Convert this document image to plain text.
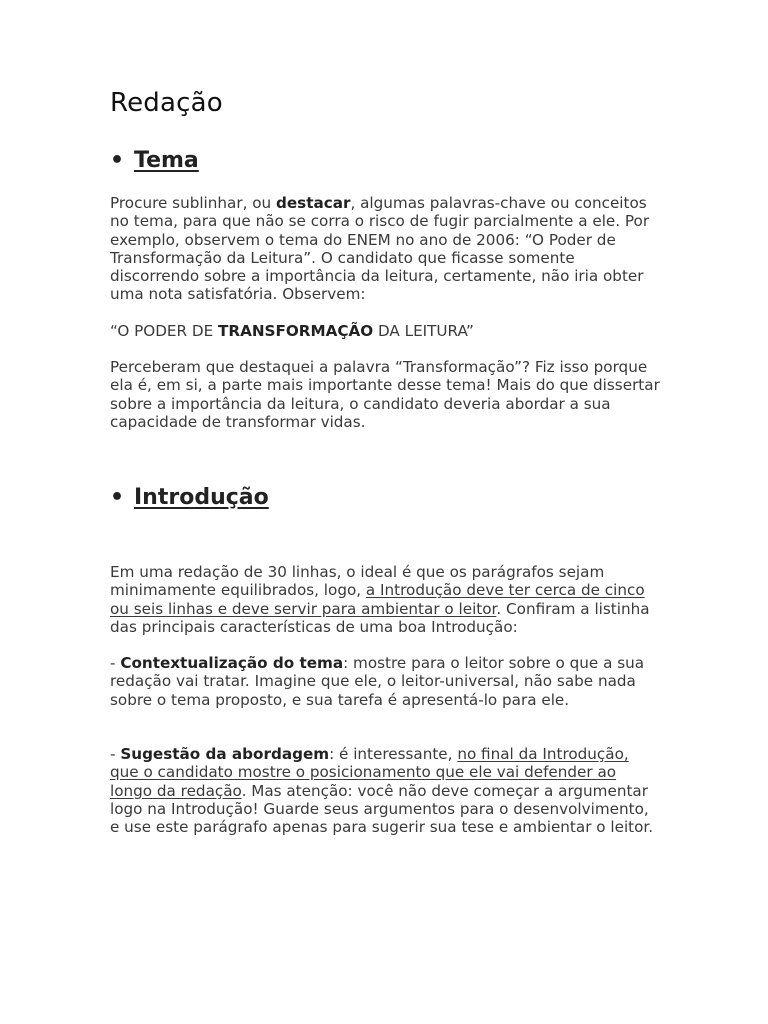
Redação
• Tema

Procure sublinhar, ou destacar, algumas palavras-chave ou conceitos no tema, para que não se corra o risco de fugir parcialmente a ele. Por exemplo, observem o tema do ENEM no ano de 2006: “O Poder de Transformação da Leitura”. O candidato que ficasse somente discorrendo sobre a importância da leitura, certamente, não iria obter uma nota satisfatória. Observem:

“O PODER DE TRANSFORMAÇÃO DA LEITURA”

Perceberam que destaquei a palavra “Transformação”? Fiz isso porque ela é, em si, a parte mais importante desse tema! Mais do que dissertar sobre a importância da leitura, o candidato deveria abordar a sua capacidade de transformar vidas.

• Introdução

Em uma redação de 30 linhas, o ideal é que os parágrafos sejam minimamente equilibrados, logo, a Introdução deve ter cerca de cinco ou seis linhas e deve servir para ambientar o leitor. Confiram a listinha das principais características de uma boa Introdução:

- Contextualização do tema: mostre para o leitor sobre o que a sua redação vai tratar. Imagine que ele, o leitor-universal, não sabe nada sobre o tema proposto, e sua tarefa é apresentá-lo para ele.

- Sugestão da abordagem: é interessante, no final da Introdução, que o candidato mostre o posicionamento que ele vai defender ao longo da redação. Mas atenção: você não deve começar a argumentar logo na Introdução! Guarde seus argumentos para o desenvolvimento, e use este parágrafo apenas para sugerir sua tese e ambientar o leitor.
⁂
» **Task brief**
Return the lines of the records that include the string "ambientar".

» **In response**
Em uma redação de 30 linhas, o ideal é que os parágrafos sejam minimamente equilibrados, logo, a Introdução deve ter cerca de cinco ou seis linhas e deve servir para ambientar o leitor. Confiram a listinha das principais características de uma boa Introdução:
- Sugestão da abordagem: é interessante, no final da Introdução, que o candidato mostre o posicionamento que ele vai defender ao longo da redação. Mas atenção: você não deve começar a argumentar logo na Introdução! Guarde seus argumentos para o desenvolvimento, e use este parágrafo apenas para sugerir sua tese e ambientar o leitor.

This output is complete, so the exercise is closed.